Given exercise 1: Reproduce every line of the Source data rows without alteration, leaving out the picture.

START Page extract

# D-loop Starting Length



## TightString (Mar 17, 2011)

How long of a piece of d-loop rope do you guys start with? 3.5", 4.0", 4.5" 

I always started with the melted end, tied the loop as small as possible then cut it where it seems the best, melted it then pulled it tight with an allan key. Saw a video where the guy started with a piece of d-loop rope already cut to the proper length with both ends melted. Got one of those loop pliars so figured I can start with a piece already cut to length.

Thanks


----------



## Davik (Apr 16, 2003)

Measure your DLoop...2X DLoop plus 2 7/8" If your loop is 3/4" 2x3/4"+27/8" = 1.5" + 2 7/8"= 4 3/8"


----------



## dwagoner (Sep 27, 2007)

just pick a length and try out out, see if size works. will depend how big a loop you like, if you use 1 or 2 tied nocksets also. bout 4.25 is good length to try


----------



## flips (Feb 24, 2013)

I'm using 4.25 right now


----------



## BTM (Dec 31, 2002)

4 to 4-1/8" works for me, but I use just a little serving below the nock and none above it.


----------



## Strodav (Apr 25, 2012)

My local pro shop looks for 4" between the melted ends. I go for 4 1/4" end to end (including the melted ends). We both use one lower string nock.


----------



## Revvv (Mar 23, 2014)

Davik said:


> Measure your DLoop...2X DLoop plus 2 7/8" If your loop is 3/4" 2x3/4"+27/8" = 1.5" + 2 7/8"= 4 3/8"


Great, now I'm going to have flashbacks and nightmares. I was hoping to never see equations again once college was over.


----------

END Page extract

Given exercise 2: Condense the paragraph of the forum thread that begins "I always started with the melted end" into a brief bulleted list that keeps its main facts.

START Input data

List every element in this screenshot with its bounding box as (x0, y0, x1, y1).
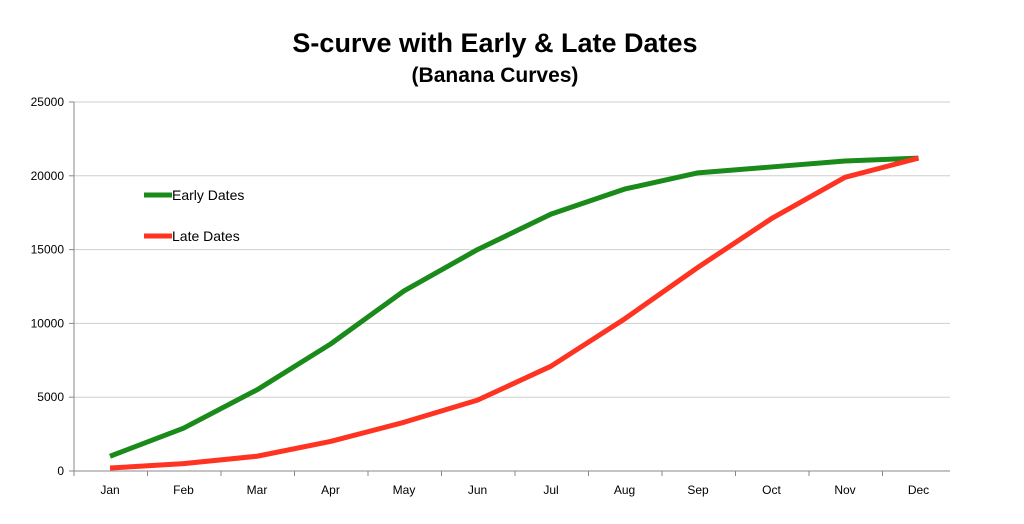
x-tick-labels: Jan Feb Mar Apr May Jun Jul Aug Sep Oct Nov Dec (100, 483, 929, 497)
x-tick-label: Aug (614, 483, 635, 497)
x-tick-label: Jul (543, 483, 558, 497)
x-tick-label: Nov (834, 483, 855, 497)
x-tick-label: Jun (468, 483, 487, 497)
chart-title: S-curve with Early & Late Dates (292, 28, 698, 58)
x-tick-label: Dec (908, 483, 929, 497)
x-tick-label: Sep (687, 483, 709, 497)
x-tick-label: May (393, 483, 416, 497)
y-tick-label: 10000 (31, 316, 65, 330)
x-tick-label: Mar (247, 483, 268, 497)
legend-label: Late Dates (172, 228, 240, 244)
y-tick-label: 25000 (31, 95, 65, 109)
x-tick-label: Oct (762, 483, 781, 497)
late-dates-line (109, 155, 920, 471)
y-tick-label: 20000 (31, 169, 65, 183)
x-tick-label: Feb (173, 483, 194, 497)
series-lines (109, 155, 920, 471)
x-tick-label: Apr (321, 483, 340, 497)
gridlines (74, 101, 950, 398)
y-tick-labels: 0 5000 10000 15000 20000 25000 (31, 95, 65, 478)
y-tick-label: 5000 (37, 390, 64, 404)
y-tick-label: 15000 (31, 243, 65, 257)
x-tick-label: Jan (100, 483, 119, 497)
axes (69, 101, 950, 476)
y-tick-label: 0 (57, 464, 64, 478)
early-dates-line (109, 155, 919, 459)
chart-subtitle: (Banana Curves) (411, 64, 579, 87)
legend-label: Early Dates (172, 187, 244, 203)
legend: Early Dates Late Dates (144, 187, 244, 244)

END Input data

Complete output 1:
List every element in this screenshot with its bounding box as (x0, y0, x1, y1).
x-tick-labels: Jan Feb Mar Apr May Jun Jul Aug Sep Oct Nov Dec (100, 483, 929, 497)
x-tick-label: Aug (614, 483, 635, 497)
x-tick-label: Jul (543, 483, 558, 497)
x-tick-label: Nov (834, 483, 855, 497)
x-tick-label: Jun (468, 483, 487, 497)
chart-title: S-curve with Early & Late Dates (292, 28, 698, 58)
x-tick-label: Dec (908, 483, 929, 497)
x-tick-label: Sep (687, 483, 709, 497)
x-tick-label: May (393, 483, 416, 497)
y-tick-label: 10000 (31, 316, 65, 330)
x-tick-label: Mar (247, 483, 268, 497)
legend-label: Late Dates (172, 228, 240, 244)
y-tick-label: 25000 (31, 95, 65, 109)
x-tick-label: Oct (762, 483, 781, 497)
late-dates-line (109, 155, 920, 471)
y-tick-label: 20000 (31, 169, 65, 183)
x-tick-label: Feb (173, 483, 194, 497)
series-lines (109, 155, 920, 471)
x-tick-label: Apr (321, 483, 340, 497)
gridlines (74, 101, 950, 398)
y-tick-labels: 0 5000 10000 15000 20000 25000 (31, 95, 65, 478)
y-tick-label: 5000 (37, 390, 64, 404)
y-tick-label: 15000 (31, 243, 65, 257)
x-tick-label: Jan (100, 483, 119, 497)
axes (69, 101, 950, 476)
y-tick-label: 0 (57, 464, 64, 478)
early-dates-line (109, 155, 919, 459)
chart-subtitle: (Banana Curves) (411, 64, 579, 87)
legend-label: Early Dates (172, 187, 244, 203)
legend: Early Dates Late Dates (144, 187, 244, 244)

Complete output 2:
- Usual method: start with the melted end, tie the loop as small as possible, cut where it seems best, melt that end, then pull it tight with an Allen key.
- A video showed a piece of D-loop rope already cut to the proper length, with both ends melted.
- Now owning loop pliers, the poster figures a pre-cut piece can be used as the starting point.